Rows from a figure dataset
begin
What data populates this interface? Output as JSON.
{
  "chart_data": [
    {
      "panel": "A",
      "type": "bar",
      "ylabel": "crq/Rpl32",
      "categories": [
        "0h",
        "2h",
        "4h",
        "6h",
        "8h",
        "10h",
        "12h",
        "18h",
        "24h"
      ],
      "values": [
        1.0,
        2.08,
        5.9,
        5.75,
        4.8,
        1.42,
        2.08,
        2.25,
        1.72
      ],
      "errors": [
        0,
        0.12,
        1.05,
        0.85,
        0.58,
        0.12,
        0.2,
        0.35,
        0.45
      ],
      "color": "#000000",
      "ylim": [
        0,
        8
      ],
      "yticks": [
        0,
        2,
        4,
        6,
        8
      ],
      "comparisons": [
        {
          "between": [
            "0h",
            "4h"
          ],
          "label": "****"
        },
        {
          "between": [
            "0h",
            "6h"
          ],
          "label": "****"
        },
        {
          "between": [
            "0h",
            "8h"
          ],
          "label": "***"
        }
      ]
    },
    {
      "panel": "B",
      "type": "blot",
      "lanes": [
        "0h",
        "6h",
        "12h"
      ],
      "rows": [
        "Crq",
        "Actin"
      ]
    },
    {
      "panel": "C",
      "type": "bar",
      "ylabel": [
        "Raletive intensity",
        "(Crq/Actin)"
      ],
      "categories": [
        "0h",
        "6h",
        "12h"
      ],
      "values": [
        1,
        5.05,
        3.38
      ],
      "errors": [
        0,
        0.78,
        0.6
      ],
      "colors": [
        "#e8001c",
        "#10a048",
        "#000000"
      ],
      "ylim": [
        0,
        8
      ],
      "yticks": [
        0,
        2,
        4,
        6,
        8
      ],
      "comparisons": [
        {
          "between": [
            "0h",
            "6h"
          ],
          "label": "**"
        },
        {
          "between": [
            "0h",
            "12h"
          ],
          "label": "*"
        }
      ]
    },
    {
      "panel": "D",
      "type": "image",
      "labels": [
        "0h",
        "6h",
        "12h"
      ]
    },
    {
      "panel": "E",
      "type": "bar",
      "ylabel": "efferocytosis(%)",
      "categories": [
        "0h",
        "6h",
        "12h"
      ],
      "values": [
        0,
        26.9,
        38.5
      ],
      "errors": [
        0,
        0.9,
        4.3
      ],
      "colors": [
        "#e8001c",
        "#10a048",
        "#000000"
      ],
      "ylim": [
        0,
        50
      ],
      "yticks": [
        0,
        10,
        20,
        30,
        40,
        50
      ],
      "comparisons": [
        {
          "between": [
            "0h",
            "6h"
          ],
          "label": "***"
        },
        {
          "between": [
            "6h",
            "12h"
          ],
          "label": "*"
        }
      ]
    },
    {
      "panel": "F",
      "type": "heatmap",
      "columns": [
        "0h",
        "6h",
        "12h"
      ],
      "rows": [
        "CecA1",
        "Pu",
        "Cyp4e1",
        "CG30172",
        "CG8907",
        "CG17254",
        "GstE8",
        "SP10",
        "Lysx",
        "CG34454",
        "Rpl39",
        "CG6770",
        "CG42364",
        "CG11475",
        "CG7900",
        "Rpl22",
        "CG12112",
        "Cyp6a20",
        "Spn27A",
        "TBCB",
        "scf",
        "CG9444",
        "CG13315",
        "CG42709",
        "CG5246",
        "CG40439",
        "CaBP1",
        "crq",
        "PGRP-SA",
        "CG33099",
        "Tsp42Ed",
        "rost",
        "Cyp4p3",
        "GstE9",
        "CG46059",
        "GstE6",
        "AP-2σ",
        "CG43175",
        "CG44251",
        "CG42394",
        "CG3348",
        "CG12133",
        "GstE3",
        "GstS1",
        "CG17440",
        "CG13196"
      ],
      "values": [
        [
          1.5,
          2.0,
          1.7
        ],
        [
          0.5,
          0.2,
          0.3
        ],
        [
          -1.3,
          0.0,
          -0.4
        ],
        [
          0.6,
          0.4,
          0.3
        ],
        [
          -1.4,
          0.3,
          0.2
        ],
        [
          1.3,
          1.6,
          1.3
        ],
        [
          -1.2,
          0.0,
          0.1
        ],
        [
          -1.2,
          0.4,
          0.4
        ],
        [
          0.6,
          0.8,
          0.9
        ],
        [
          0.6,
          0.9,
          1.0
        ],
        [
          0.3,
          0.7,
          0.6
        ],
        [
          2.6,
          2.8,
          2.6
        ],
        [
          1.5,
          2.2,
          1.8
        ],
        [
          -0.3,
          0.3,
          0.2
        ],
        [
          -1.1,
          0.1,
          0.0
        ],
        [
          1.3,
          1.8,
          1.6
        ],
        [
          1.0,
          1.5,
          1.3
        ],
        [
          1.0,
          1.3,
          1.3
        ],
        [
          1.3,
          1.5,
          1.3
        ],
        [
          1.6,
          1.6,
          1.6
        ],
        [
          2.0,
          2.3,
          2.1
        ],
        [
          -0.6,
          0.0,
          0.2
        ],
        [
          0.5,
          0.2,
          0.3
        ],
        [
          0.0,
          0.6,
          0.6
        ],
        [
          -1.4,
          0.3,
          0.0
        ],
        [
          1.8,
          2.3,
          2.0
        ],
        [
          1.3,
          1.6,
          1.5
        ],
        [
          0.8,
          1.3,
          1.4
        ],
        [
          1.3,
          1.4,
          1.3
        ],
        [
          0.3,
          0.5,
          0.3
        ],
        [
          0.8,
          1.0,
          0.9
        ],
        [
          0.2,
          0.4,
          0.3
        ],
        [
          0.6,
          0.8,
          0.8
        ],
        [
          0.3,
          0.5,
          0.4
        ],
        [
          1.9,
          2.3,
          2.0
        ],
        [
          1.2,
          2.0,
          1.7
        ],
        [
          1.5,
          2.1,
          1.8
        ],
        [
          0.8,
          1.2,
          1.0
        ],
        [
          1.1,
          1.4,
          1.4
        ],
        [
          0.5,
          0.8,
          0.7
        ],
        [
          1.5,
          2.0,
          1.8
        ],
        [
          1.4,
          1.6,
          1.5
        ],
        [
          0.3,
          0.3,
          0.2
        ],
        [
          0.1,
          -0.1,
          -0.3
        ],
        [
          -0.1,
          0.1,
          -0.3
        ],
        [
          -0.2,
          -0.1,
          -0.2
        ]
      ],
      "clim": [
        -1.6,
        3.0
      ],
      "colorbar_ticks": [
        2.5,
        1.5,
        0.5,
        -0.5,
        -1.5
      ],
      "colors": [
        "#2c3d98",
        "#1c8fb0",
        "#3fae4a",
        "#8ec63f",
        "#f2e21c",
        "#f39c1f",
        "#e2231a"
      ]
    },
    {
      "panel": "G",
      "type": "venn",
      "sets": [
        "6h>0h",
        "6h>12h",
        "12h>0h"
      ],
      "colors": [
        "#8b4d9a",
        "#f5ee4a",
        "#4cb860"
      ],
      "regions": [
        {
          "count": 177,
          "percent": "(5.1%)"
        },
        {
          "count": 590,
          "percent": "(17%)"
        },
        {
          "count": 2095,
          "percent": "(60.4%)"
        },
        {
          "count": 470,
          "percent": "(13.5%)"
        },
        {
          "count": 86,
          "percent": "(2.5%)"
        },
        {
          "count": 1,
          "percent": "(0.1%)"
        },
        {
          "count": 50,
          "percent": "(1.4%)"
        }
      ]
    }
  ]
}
end
• **Exercise goal**: Retype the material above, line by line, exactly.

• **Solution for this task**:
What data populates this interface? Output as JSON.
{
  "chart_data": [
    {
      "panel": "A",
      "type": "bar",
      "ylabel": "crq/Rpl32",
      "categories": [
        "0h",
        "2h",
        "4h",
        "6h",
        "8h",
        "10h",
        "12h",
        "18h",
        "24h"
      ],
      "values": [
        1.0,
        2.08,
        5.9,
        5.75,
        4.8,
        1.42,
        2.08,
        2.25,
        1.72
      ],
      "errors": [
        0,
        0.12,
        1.05,
        0.85,
        0.58,
        0.12,
        0.2,
        0.35,
        0.45
      ],
      "color": "#000000",
      "ylim": [
        0,
        8
      ],
      "yticks": [
        0,
        2,
        4,
        6,
        8
      ],
      "comparisons": [
        {
          "between": [
            "0h",
            "4h"
          ],
          "label": "****"
        },
        {
          "between": [
            "0h",
            "6h"
          ],
          "label": "****"
        },
        {
          "between": [
            "0h",
            "8h"
          ],
          "label": "***"
        }
      ]
    },
    {
      "panel": "B",
      "type": "blot",
      "lanes": [
        "0h",
        "6h",
        "12h"
      ],
      "rows": [
        "Crq",
        "Actin"
      ]
    },
    {
      "panel": "C",
      "type": "bar",
      "ylabel": [
        "Raletive intensity",
        "(Crq/Actin)"
      ],
      "categories": [
        "0h",
        "6h",
        "12h"
      ],
      "values": [
        1,
        5.05,
        3.38
      ],
      "errors": [
        0,
        0.78,
        0.6
      ],
      "colors": [
        "#e8001c",
        "#10a048",
        "#000000"
      ],
      "ylim": [
        0,
        8
      ],
      "yticks": [
        0,
        2,
        4,
        6,
        8
      ],
      "comparisons": [
        {
          "between": [
            "0h",
            "6h"
          ],
          "label": "**"
        },
        {
          "between": [
            "0h",
            "12h"
          ],
          "label": "*"
        }
      ]
    },
    {
      "panel": "D",
      "type": "image",
      "labels": [
        "0h",
        "6h",
        "12h"
      ]
    },
    {
      "panel": "E",
      "type": "bar",
      "ylabel": "efferocytosis(%)",
      "categories": [
        "0h",
        "6h",
        "12h"
      ],
      "values": [
        0,
        26.9,
        38.5
      ],
      "errors": [
        0,
        0.9,
        4.3
      ],
      "colors": [
        "#e8001c",
        "#10a048",
        "#000000"
      ],
      "ylim": [
        0,
        50
      ],
      "yticks": [
        0,
        10,
        20,
        30,
        40,
        50
      ],
      "comparisons": [
        {
          "between": [
            "0h",
            "6h"
          ],
          "label": "***"
        },
        {
          "between": [
            "6h",
            "12h"
          ],
          "label": "*"
        }
      ]
    },
    {
      "panel": "F",
      "type": "heatmap",
      "columns": [
        "0h",
        "6h",
        "12h"
      ],
      "rows": [
        "CecA1",
        "Pu",
        "Cyp4e1",
        "CG30172",
        "CG8907",
        "CG17254",
        "GstE8",
        "SP10",
        "Lysx",
        "CG34454",
        "Rpl39",
        "CG6770",
        "CG42364",
        "CG11475",
        "CG7900",
        "Rpl22",
        "CG12112",
        "Cyp6a20",
        "Spn27A",
        "TBCB",
        "scf",
        "CG9444",
        "CG13315",
        "CG42709",
        "CG5246",
        "CG40439",
        "CaBP1",
        "crq",
        "PGRP-SA",
        "CG33099",
        "Tsp42Ed",
        "rost",
        "Cyp4p3",
        "GstE9",
        "CG46059",
        "GstE6",
        "AP-2σ",
        "CG43175",
        "CG44251",
        "CG42394",
        "CG3348",
        "CG12133",
        "GstE3",
        "GstS1",
        "CG17440",
        "CG13196"
      ],
      "values": [
        [
          1.5,
          2.0,
          1.7
        ],
        [
          0.5,
          0.2,
          0.3
        ],
        [
          -1.3,
          0.0,
          -0.4
        ],
        [
          0.6,
          0.4,
          0.3
        ],
        [
          -1.4,
          0.3,
          0.2
        ],
        [
          1.3,
          1.6,
          1.3
        ],
        [
          -1.2,
          0.0,
          0.1
        ],
        [
          -1.2,
          0.4,
          0.4
        ],
        [
          0.6,
          0.8,
          0.9
        ],
        [
          0.6,
          0.9,
          1.0
        ],
        [
          0.3,
          0.7,
          0.6
        ],
        [
          2.6,
          2.8,
          2.6
        ],
        [
          1.5,
          2.2,
          1.8
        ],
        [
          -0.3,
          0.3,
          0.2
        ],
        [
          -1.1,
          0.1,
          0.0
        ],
        [
          1.3,
          1.8,
          1.6
        ],
        [
          1.0,
          1.5,
          1.3
        ],
        [
          1.0,
          1.3,
          1.3
        ],
        [
          1.3,
          1.5,
          1.3
        ],
        [
          1.6,
          1.6,
          1.6
        ],
        [
          2.0,
          2.3,
          2.1
        ],
        [
          -0.6,
          0.0,
          0.2
        ],
        [
          0.5,
          0.2,
          0.3
        ],
        [
          0.0,
          0.6,
          0.6
        ],
        [
          -1.4,
          0.3,
          0.0
        ],
        [
          1.8,
          2.3,
          2.0
        ],
        [
          1.3,
          1.6,
          1.5
        ],
        [
          0.8,
          1.3,
          1.4
        ],
        [
          1.3,
          1.4,
          1.3
        ],
        [
          0.3,
          0.5,
          0.3
        ],
        [
          0.8,
          1.0,
          0.9
        ],
        [
          0.2,
          0.4,
          0.3
        ],
        [
          0.6,
          0.8,
          0.8
        ],
        [
          0.3,
          0.5,
          0.4
        ],
        [
          1.9,
          2.3,
          2.0
        ],
        [
          1.2,
          2.0,
          1.7
        ],
        [
          1.5,
          2.1,
          1.8
        ],
        [
          0.8,
          1.2,
          1.0
        ],
        [
          1.1,
          1.4,
          1.4
        ],
        [
          0.5,
          0.8,
          0.7
        ],
        [
          1.5,
          2.0,
          1.8
        ],
        [
          1.4,
          1.6,
          1.5
        ],
        [
          0.3,
          0.3,
          0.2
        ],
        [
          0.1,
          -0.1,
          -0.3
        ],
        [
          -0.1,
          0.1,
          -0.3
        ],
        [
          -0.2,
          -0.1,
          -0.2
        ]
      ],
      "clim": [
        -1.6,
        3.0
      ],
      "colorbar_ticks": [
        2.5,
        1.5,
        0.5,
        -0.5,
        -1.5
      ],
      "colors": [
        "#2c3d98",
        "#1c8fb0",
        "#3fae4a",
        "#8ec63f",
        "#f2e21c",
        "#f39c1f",
        "#e2231a"
      ]
    },
    {
      "panel": "G",
      "type": "venn",
      "sets": [
        "6h>0h",
        "6h>12h",
        "12h>0h"
      ],
      "colors": [
        "#8b4d9a",
        "#f5ee4a",
        "#4cb860"
      ],
      "regions": [
        {
          "count": 177,
          "percent": "(5.1%)"
        },
        {
          "count": 590,
          "percent": "(17%)"
        },
        {
          "count": 2095,
          "percent": "(60.4%)"
        },
        {
          "count": 470,
          "percent": "(13.5%)"
        },
        {
          "count": 86,
          "percent": "(2.5%)"
        },
        {
          "count": 1,
          "percent": "(0.1%)"
        },
        {
          "count": 50,
          "percent": "(1.4%)"
        }
      ]
    }
  ]
}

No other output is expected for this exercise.